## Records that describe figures

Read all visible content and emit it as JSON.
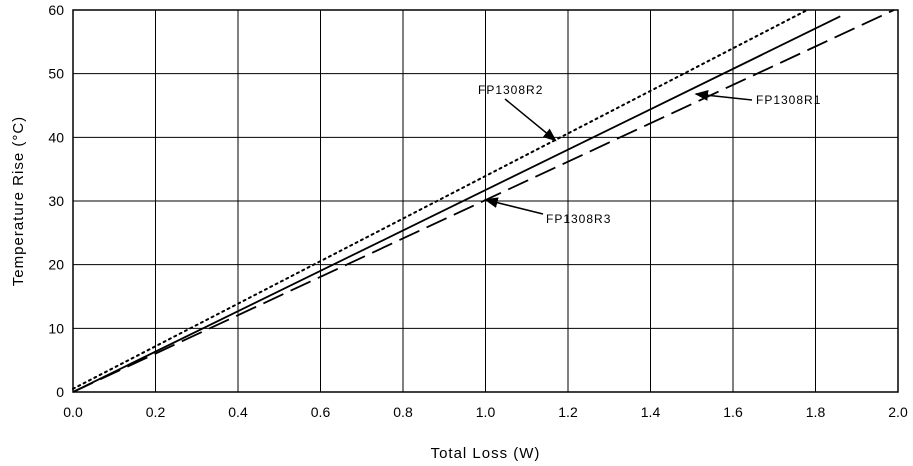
{
  "chart_data": {
    "type": "line",
    "title": "",
    "xlabel": "Total Loss (W)",
    "ylabel": "Temperature Rise (°C)",
    "xlim": [
      0,
      2.0
    ],
    "ylim": [
      0,
      60
    ],
    "x_ticks": [
      "0.0",
      "0.2",
      "0.4",
      "0.6",
      "0.8",
      "1.0",
      "1.2",
      "1.4",
      "1.6",
      "1.8",
      "2.0"
    ],
    "y_ticks": [
      "0",
      "10",
      "20",
      "30",
      "40",
      "50",
      "60"
    ],
    "grid": true,
    "legend": "none",
    "series": [
      {
        "name": "FP1308R1",
        "style": "solid",
        "x": [
          0,
          1.86
        ],
        "y": [
          0,
          59
        ]
      },
      {
        "name": "FP1308R2",
        "style": "dotted",
        "x": [
          0,
          1.78
        ],
        "y": [
          0.5,
          60
        ]
      },
      {
        "name": "FP1308R3",
        "style": "dashed",
        "x": [
          0,
          1.99
        ],
        "y": [
          0,
          60
        ]
      }
    ],
    "annotations": [
      {
        "label": "FP1308R2",
        "series": "FP1308R2",
        "point": [
          1.17,
          39.5
        ]
      },
      {
        "label": "FP1308R1",
        "series": "FP1308R1",
        "point": [
          1.51,
          46.8
        ]
      },
      {
        "label": "FP1308R3",
        "series": "FP1308R3",
        "point": [
          1.0,
          30.2
        ]
      }
    ]
  }
}
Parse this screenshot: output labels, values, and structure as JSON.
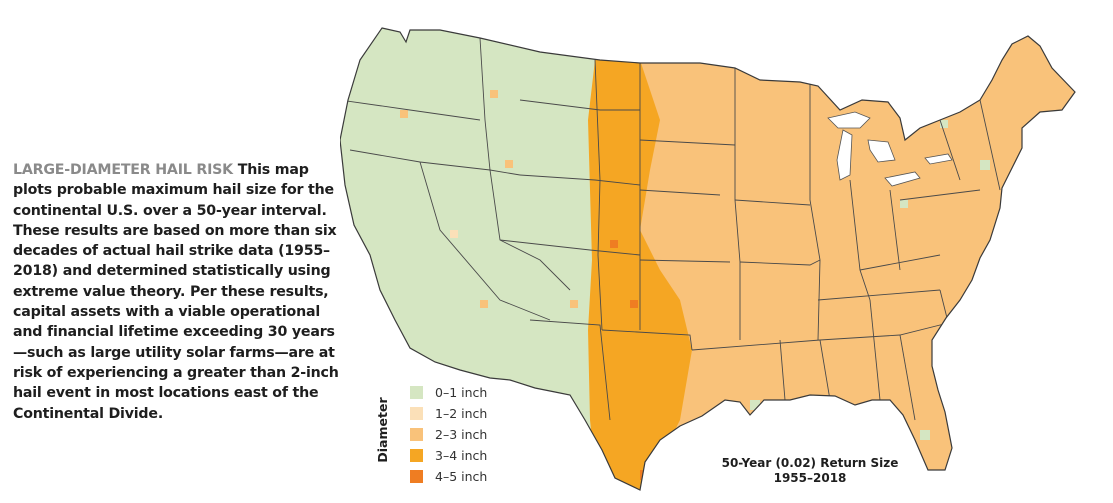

## Work instructions
Copy the listing in full and without alteration, omitting every picture.

## Task output
Read all visible content and emit it as JSON.
{
  "chart_data": {
    "type": "line",
    "title": "",
    "xlabel": "Total Loss (W)",
    "ylabel": "Temperature Rise (°C)",
    "xlim": [
      0,
      2.0
    ],
    "ylim": [
      0,
      60
    ],
    "x_ticks": [
      "0.0",
      "0.2",
      "0.4",
      "0.6",
      "0.8",
      "1.0",
      "1.2",
      "1.4",
      "1.6",
      "1.8",
      "2.0"
    ],
    "y_ticks": [
      "0",
      "10",
      "20",
      "30",
      "40",
      "50",
      "60"
    ],
    "grid": true,
    "legend": "none",
    "series": [
      {
        "name": "FP1308R1",
        "style": "solid",
        "x": [
          0,
          1.86
        ],
        "y": [
          0,
          59
        ]
      },
      {
        "name": "FP1308R2",
        "style": "dotted",
        "x": [
          0,
          1.78
        ],
        "y": [
          0.5,
          60
        ]
      },
      {
        "name": "FP1308R3",
        "style": "dashed",
        "x": [
          0,
          1.99
        ],
        "y": [
          0,
          60
        ]
      }
    ],
    "annotations": [
      {
        "label": "FP1308R2",
        "series": "FP1308R2",
        "point": [
          1.17,
          39.5
        ]
      },
      {
        "label": "FP1308R1",
        "series": "FP1308R1",
        "point": [
          1.51,
          46.8
        ]
      },
      {
        "label": "FP1308R3",
        "series": "FP1308R3",
        "point": [
          1.0,
          30.2
        ]
      }
    ]
  }
}
Parse this screenshot: output labels, values, and structure as JSON.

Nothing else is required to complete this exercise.